▶ Written exercise
Repeat each record exactly. Any picture gets left out.

▶ Provided information
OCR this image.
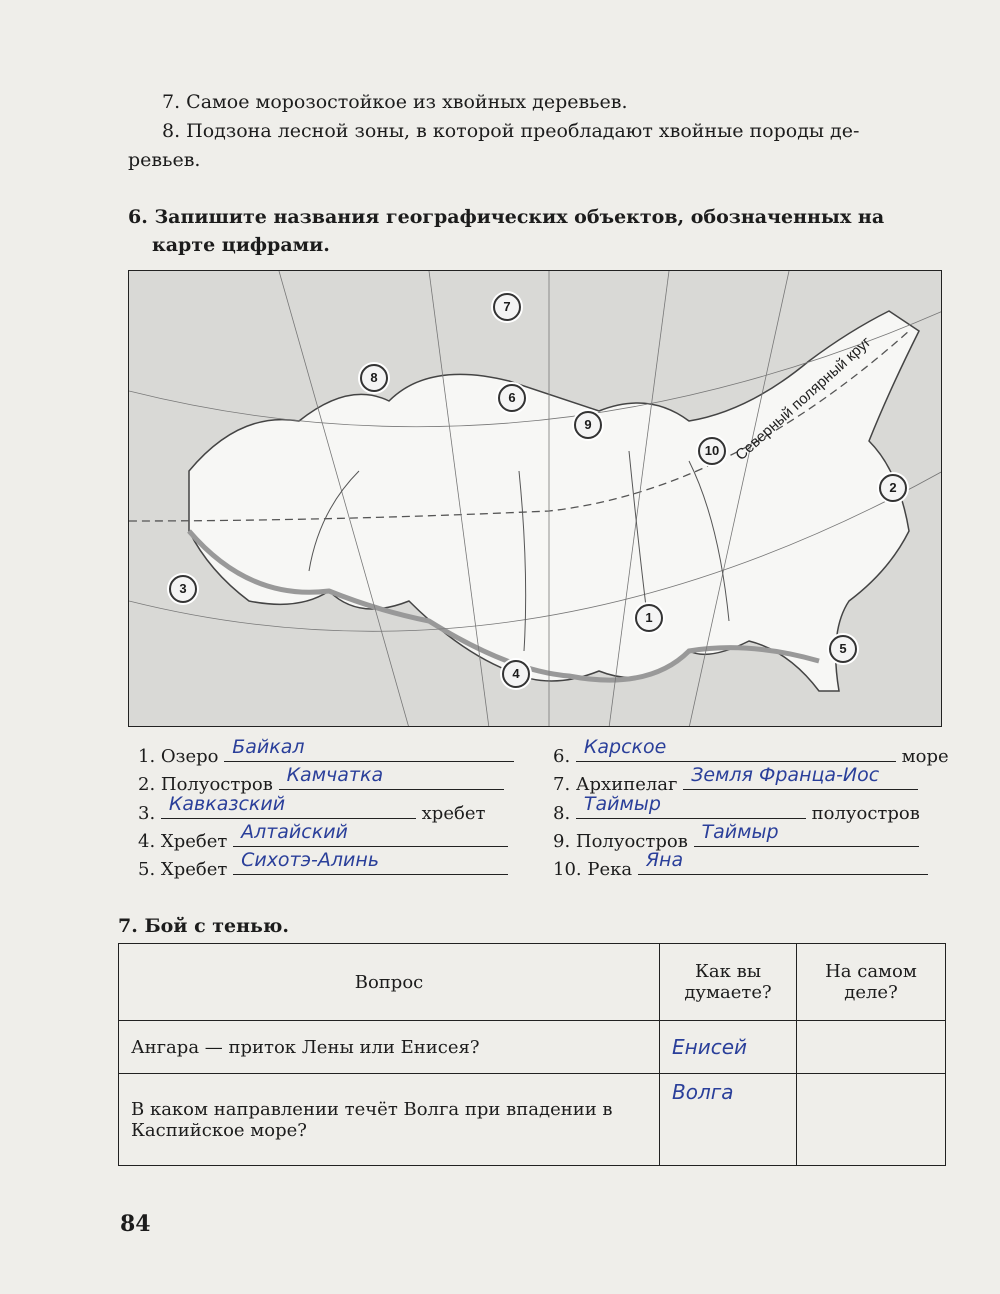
7. Самое морозостойкое из хвойных деревьев.
8. Подзона лесной зоны, в которой преобладают хвойные породы де-
ревьев.
6. Запишите названия географических объектов, обозначенных на
карте цифрами.
Северный полярный круг
1
2
3
4
5
6
7
8
9
10
1. Озеро Байкал
2. Полуостров Камчатка
3. Кавказский	хребет
4. Хребет Алтайский
5. Хребет Сихотэ-Алинь
6. Карское	море
7. Архипелаг Земля Франца-Иос
8. Таймыр	полуостров
9. Полуостров Таймыр
10. Река Яна
7. Бой с тенью.
Вопрос	Как вы думаете?	На самом деле?
Ангара — приток Лены или Енисея?	Енисей	
В каком направлении течёт Волга при впадении в Каспийское море?	Волга	
84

▶ The result
OCR this image.
7. Самое морозостойкое из хвойных деревьев.
8. Подзона лесной зоны, в которой преобладают хвойные породы де-
ревьев.
6. Запишите названия географических объектов, обозначенных на
карте цифрами.
Северный полярный круг
1
2
3
4
5
6
7
8
9
10
1. Озеро Байкал
2. Полуостров Камчатка
3. Кавказский	хребет
4. Хребет Алтайский
5. Хребет Сихотэ-Алинь
6. Карское	море
7. Архипелаг Земля Франца-Иос
8. Таймыр	полуостров
9. Полуостров Таймыр
10. Река Яна
7. Бой с тенью.
Вопрос	Как вы думаете?	На самом деле?
Ангара — приток Лены или Енисея?	Енисей	
В каком направлении течёт Волга при впадении в Каспийское море?	Волга	
84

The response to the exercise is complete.